For this exercise, copy out each line of the material below that includes "即抛物线与".

═════ RECORD LIST

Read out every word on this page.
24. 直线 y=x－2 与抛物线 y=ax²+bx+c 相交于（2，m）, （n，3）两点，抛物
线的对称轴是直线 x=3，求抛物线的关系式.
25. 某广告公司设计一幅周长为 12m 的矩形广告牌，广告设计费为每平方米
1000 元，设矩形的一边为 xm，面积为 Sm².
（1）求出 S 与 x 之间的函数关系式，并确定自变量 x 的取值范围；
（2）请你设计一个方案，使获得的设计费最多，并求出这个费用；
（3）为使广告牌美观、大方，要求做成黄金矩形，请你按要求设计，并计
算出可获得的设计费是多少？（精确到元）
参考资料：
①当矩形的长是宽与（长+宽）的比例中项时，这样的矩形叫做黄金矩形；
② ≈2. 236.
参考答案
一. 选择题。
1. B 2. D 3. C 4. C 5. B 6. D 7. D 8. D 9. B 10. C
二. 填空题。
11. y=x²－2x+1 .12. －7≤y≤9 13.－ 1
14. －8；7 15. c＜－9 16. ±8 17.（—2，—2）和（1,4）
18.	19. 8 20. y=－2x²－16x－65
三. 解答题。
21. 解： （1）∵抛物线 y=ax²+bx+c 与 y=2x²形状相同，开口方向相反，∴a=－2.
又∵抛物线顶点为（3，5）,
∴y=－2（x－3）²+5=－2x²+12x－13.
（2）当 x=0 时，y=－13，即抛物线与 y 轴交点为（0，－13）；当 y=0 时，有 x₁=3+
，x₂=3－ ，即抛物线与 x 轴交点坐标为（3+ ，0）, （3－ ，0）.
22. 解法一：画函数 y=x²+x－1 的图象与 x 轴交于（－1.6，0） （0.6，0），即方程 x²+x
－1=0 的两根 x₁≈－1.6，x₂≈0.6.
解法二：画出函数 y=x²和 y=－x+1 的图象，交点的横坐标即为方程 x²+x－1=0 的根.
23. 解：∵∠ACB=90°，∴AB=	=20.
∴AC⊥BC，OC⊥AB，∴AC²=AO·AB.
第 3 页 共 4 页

══════════

WRITTEN SOLUTION -
（2）当 x=0 时，y=－13，即抛物线与 y 轴交点为（0，－13）；当 y=0 时，有 x₁=3+
，x₂=3－ ，即抛物线与 x 轴交点坐标为（3+ ，0）, （3－ ，0）.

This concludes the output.